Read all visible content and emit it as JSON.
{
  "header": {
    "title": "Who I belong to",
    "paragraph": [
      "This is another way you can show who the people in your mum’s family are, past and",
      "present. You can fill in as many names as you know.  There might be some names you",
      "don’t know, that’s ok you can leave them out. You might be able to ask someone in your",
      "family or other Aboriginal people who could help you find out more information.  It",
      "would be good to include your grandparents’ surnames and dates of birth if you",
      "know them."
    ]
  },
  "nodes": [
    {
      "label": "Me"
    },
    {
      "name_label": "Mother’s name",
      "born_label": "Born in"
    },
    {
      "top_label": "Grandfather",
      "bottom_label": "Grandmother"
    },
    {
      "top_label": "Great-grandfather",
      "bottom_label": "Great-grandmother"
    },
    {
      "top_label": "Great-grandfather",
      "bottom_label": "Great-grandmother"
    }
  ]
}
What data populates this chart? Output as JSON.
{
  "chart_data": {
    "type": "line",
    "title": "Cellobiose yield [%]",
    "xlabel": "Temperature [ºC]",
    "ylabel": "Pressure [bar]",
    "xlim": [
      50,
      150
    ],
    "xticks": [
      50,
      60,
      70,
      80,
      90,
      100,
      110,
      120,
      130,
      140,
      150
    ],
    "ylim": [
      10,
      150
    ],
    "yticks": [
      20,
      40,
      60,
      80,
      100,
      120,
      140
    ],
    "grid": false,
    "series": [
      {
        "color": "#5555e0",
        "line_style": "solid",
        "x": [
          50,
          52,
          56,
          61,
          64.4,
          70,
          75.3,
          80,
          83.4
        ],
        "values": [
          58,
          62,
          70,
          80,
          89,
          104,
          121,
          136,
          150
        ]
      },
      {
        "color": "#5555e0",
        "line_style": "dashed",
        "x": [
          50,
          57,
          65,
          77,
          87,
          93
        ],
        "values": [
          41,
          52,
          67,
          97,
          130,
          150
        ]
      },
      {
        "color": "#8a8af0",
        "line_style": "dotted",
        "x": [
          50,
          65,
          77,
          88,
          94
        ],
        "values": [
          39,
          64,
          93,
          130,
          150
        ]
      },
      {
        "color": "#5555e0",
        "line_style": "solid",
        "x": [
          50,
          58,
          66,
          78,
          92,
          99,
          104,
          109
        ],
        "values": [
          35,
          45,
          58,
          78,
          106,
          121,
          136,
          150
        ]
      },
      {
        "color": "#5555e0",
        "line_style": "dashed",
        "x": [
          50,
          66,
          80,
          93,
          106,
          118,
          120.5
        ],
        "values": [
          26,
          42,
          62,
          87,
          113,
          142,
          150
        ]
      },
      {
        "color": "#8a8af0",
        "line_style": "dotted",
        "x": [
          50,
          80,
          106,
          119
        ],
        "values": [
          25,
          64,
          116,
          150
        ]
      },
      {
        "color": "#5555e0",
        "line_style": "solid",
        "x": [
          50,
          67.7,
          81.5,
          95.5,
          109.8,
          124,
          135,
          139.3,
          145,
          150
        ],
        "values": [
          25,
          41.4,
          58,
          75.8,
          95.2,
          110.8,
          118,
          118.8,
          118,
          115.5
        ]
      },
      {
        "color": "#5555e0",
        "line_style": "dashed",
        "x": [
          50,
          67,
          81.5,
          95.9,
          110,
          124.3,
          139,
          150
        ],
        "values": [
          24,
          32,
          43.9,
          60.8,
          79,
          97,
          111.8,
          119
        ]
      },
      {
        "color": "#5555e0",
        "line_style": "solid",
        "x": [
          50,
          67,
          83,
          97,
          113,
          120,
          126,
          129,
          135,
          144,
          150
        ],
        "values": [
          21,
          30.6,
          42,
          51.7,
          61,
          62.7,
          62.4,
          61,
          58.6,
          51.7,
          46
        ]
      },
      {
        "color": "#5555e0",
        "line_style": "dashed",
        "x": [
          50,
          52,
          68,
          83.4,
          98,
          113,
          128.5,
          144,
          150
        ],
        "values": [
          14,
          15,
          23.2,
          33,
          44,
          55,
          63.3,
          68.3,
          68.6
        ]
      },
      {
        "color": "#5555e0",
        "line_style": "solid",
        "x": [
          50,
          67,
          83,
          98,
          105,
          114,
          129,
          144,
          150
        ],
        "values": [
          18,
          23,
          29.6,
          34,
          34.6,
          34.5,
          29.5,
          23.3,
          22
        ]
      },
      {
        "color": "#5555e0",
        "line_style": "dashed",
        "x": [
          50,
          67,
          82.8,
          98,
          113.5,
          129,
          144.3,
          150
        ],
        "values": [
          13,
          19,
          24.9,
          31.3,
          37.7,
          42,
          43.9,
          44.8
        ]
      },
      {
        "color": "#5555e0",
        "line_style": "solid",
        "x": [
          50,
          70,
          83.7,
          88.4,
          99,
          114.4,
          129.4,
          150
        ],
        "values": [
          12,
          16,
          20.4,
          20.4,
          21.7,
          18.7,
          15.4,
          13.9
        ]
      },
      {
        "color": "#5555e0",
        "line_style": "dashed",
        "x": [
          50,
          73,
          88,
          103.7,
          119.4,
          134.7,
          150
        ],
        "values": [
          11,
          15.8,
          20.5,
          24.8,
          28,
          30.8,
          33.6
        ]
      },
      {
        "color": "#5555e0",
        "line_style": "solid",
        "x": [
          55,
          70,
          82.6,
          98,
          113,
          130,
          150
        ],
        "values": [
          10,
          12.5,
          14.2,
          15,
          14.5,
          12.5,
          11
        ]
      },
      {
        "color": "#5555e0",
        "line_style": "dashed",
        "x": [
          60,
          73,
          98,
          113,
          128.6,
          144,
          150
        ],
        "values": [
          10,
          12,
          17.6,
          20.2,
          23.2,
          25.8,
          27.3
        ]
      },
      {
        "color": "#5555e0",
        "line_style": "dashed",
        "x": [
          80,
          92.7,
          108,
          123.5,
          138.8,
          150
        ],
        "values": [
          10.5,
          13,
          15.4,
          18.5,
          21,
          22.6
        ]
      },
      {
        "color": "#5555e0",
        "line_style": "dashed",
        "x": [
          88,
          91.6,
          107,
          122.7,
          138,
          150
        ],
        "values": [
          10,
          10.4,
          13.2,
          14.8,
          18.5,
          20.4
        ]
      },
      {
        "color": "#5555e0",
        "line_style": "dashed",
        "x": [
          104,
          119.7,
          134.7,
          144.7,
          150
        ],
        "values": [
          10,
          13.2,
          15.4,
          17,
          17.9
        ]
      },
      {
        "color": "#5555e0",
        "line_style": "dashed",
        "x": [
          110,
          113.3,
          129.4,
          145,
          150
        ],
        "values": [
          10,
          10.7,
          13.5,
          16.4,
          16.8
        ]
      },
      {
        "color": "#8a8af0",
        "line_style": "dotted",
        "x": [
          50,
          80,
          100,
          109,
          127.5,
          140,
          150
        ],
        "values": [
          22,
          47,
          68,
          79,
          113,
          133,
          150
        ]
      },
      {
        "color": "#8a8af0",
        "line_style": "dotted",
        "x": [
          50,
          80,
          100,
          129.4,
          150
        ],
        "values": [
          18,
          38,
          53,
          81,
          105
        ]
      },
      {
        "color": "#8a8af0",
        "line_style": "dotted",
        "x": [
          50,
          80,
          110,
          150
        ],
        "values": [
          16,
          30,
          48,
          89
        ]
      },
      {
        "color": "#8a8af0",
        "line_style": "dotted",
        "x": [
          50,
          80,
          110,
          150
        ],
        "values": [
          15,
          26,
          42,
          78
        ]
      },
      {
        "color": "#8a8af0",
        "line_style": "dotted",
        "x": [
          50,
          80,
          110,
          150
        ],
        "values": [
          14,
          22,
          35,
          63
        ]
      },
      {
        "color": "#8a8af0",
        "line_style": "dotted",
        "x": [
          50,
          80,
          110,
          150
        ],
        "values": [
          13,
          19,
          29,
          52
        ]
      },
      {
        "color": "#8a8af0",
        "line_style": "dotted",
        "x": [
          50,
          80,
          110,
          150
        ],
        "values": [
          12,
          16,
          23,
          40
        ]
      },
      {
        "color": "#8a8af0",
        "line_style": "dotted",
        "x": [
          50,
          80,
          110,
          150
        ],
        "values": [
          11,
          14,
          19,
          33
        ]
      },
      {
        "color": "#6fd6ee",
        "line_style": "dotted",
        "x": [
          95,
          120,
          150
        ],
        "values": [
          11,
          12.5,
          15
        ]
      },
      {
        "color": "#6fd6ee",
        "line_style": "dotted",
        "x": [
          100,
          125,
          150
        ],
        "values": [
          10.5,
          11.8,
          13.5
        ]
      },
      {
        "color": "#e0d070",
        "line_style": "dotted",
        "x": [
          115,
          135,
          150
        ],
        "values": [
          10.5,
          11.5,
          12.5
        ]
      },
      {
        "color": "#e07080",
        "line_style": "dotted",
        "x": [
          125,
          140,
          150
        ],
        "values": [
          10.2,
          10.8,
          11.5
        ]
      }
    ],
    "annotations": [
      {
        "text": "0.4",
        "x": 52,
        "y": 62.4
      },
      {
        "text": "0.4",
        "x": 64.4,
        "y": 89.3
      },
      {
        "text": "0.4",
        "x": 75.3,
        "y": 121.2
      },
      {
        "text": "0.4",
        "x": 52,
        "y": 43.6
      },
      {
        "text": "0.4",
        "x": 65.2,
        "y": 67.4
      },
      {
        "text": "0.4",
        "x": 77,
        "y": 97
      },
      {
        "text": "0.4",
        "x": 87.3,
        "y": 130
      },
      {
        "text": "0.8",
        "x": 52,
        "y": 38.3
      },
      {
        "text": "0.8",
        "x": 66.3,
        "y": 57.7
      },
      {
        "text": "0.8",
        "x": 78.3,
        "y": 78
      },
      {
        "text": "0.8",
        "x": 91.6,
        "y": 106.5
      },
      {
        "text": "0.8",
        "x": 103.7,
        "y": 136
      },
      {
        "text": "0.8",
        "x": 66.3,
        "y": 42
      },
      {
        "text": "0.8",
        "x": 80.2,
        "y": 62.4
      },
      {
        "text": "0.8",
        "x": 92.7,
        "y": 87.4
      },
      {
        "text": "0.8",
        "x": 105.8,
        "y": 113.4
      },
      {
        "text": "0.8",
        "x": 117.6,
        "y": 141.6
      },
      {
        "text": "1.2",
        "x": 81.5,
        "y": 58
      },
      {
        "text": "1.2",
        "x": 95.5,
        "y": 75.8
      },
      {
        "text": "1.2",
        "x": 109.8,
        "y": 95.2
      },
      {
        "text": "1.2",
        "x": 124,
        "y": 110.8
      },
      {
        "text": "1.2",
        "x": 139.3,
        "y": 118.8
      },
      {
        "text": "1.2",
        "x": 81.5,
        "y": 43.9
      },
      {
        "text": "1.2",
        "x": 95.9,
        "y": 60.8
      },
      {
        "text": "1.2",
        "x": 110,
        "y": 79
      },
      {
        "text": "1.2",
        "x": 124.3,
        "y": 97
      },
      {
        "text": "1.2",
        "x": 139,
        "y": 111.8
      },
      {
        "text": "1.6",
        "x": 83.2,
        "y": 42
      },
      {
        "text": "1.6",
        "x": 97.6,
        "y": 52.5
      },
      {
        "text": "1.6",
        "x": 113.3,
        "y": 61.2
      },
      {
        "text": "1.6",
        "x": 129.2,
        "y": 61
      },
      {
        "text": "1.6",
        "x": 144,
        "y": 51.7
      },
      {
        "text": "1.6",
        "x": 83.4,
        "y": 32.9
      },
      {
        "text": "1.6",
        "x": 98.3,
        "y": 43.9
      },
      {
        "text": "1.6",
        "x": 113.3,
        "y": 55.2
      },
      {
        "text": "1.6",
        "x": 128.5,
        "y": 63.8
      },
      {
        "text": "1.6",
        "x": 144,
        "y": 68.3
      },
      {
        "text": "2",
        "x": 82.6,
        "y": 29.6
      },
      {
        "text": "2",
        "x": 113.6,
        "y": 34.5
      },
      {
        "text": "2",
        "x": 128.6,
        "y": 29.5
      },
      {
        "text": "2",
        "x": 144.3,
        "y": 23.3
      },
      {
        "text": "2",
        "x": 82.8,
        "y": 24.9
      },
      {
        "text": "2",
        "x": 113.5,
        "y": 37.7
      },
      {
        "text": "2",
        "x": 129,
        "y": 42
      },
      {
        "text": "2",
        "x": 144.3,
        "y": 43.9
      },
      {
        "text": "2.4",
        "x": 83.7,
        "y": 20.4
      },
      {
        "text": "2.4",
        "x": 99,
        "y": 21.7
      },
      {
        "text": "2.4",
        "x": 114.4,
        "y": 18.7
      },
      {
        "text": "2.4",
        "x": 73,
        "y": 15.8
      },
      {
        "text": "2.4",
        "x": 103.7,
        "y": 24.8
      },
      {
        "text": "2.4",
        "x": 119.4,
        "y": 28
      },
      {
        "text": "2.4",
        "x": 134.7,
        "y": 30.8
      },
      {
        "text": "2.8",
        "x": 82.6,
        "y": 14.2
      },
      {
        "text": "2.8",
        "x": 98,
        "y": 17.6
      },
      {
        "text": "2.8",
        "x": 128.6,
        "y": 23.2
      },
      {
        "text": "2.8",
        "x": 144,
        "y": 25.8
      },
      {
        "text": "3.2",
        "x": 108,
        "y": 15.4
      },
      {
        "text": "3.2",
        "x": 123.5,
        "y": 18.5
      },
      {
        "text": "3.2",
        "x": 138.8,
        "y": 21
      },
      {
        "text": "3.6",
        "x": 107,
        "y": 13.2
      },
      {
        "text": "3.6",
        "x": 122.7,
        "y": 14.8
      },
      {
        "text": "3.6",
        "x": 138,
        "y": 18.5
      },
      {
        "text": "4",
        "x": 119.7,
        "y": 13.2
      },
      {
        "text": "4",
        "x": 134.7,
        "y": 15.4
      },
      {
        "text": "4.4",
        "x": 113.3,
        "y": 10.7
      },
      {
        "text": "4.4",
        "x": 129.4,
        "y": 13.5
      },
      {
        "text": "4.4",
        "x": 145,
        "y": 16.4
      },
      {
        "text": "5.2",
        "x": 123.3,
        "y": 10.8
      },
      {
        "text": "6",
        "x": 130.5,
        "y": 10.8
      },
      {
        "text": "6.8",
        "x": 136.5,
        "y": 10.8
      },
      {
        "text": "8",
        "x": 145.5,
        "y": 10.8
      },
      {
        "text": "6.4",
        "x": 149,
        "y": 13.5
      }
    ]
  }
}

▬▬▬▬▬▬▬▬▬▬

▸ **EXERCISE DIRECTIONS**:
Give the count of lines in the records that contain "JSON", and no other text.

▸ **CORRECT RESULT**:
2